DATA SHOWN:
========

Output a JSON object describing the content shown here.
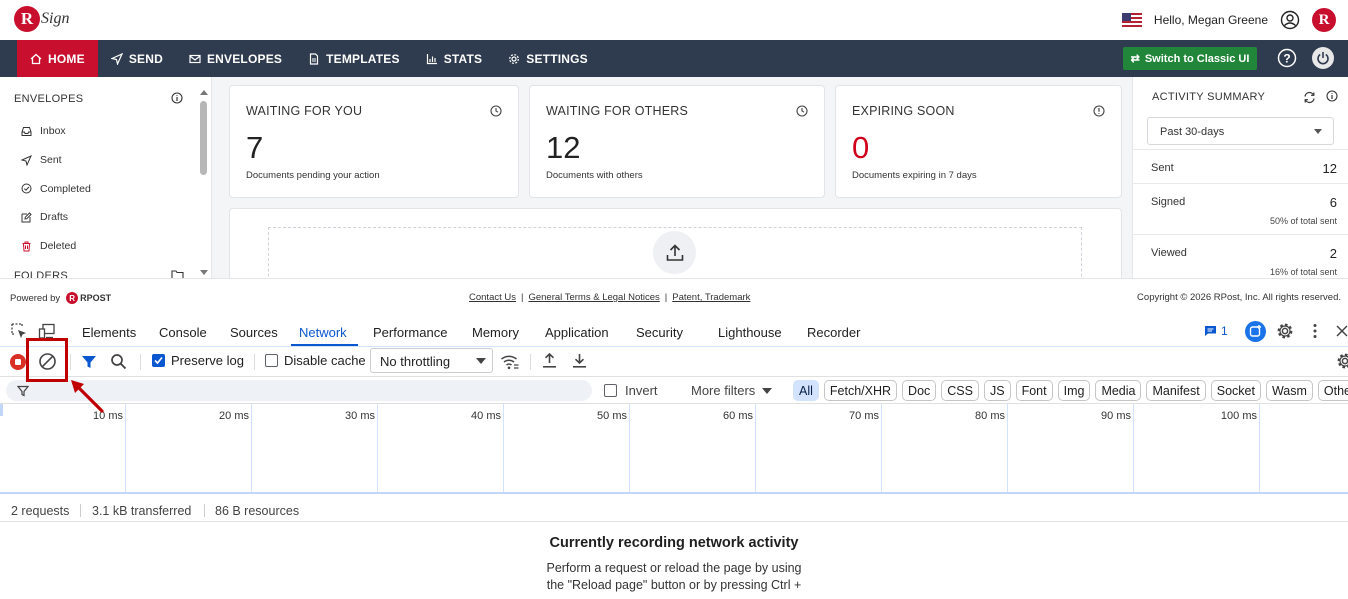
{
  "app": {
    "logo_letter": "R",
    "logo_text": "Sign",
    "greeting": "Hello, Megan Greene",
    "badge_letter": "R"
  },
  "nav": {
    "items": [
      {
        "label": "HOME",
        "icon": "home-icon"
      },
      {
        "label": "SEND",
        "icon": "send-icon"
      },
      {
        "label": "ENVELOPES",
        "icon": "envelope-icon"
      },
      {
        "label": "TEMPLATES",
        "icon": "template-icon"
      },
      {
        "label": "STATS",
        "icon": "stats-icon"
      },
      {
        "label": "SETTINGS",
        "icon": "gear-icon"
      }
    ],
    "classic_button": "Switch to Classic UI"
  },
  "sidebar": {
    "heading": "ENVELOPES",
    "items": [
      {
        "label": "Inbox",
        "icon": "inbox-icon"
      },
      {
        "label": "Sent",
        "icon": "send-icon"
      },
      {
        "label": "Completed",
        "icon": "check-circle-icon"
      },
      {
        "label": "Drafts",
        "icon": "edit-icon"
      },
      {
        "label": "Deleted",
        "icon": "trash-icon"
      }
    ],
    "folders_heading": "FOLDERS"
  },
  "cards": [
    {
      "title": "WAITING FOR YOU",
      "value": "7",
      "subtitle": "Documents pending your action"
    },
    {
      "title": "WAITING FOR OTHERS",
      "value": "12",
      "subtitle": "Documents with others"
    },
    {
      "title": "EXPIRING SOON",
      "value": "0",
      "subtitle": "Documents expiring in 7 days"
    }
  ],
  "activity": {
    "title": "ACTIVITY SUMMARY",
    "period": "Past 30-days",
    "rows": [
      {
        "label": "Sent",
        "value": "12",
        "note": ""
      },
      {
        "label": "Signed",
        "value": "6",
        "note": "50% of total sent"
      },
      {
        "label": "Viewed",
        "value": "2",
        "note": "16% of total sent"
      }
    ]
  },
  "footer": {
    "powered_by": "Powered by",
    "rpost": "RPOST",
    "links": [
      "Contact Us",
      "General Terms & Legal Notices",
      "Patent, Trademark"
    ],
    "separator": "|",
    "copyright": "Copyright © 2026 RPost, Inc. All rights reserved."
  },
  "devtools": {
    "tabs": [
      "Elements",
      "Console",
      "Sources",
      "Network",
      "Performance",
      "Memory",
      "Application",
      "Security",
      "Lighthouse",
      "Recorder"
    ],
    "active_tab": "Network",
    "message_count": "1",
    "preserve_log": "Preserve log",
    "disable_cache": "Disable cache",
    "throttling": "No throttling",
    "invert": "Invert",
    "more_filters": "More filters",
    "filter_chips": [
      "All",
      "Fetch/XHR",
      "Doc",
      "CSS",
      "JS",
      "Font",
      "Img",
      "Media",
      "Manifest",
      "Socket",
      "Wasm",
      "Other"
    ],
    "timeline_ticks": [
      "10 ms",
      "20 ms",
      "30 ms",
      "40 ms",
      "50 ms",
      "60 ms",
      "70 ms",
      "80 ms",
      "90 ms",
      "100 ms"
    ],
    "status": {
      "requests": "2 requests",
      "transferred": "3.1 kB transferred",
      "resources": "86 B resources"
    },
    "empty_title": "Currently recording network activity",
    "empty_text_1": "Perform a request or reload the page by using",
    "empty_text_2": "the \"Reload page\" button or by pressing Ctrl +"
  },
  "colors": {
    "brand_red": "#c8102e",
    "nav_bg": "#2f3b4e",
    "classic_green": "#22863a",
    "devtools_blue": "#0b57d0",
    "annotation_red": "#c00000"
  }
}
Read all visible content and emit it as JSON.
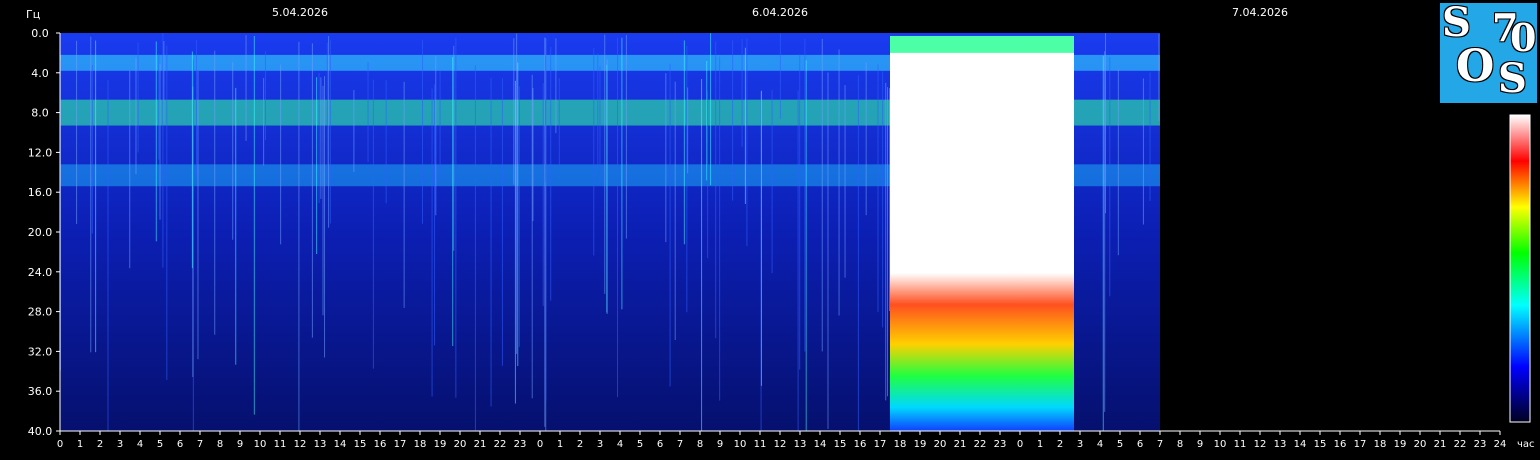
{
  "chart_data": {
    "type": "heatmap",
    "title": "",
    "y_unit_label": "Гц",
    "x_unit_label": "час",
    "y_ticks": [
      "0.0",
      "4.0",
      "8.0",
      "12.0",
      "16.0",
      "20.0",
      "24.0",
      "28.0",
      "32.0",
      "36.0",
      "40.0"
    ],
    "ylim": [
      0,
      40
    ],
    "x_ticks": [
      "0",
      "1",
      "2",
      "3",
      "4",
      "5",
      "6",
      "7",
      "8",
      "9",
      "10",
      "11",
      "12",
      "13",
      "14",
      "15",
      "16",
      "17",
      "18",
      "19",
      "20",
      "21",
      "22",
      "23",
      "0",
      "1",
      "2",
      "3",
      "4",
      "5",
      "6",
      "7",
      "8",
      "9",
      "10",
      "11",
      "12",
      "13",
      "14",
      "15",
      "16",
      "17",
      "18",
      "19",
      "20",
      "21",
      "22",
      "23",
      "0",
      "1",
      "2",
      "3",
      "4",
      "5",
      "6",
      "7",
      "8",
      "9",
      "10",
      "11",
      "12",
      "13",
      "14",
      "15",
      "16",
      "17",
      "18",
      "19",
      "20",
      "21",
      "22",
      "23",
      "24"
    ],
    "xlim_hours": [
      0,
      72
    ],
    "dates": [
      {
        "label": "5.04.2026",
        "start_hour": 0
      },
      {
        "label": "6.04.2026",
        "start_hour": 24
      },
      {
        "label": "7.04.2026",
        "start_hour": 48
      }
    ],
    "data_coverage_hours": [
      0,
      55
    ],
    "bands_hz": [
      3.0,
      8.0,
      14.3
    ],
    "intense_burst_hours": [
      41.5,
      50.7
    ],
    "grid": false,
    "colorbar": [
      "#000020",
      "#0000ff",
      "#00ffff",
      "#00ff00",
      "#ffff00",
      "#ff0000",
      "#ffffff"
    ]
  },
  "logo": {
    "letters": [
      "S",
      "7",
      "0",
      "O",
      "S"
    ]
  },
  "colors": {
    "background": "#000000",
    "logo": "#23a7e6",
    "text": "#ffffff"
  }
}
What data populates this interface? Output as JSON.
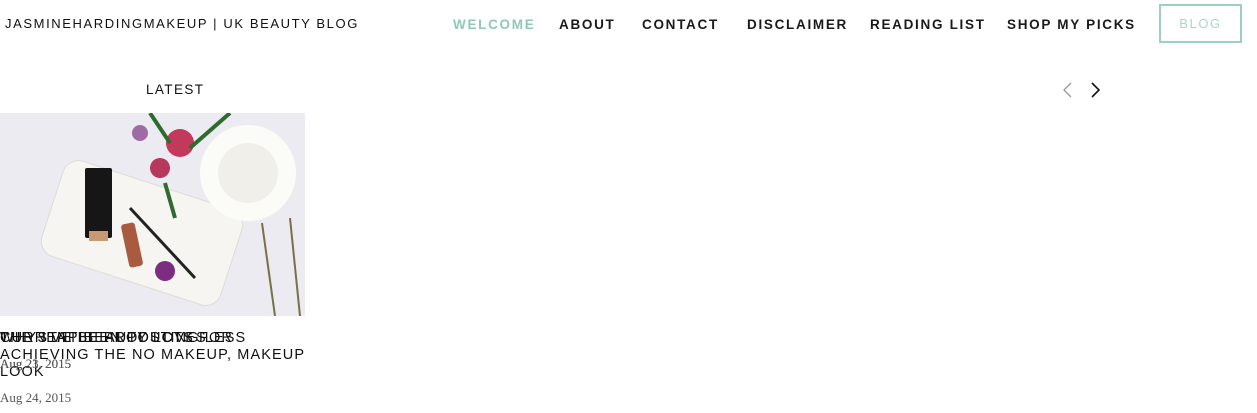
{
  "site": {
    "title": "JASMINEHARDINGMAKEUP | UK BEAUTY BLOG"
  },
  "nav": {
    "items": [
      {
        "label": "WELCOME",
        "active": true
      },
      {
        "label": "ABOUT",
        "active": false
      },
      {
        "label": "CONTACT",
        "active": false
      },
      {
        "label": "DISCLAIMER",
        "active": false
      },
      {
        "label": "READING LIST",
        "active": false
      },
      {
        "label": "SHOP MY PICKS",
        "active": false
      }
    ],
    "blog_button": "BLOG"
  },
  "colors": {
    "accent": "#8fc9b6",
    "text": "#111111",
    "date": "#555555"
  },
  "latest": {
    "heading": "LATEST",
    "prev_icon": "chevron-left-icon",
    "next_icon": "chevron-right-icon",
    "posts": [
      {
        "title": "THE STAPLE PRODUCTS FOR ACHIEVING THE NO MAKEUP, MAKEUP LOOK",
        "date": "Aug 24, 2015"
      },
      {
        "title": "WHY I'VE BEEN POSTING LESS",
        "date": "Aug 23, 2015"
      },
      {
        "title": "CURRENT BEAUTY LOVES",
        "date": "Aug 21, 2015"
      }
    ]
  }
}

========

INSTRUCTION:
Above are several records. Count the lines among them that contain "Output" and give only the total.

RESULT BELOW:
2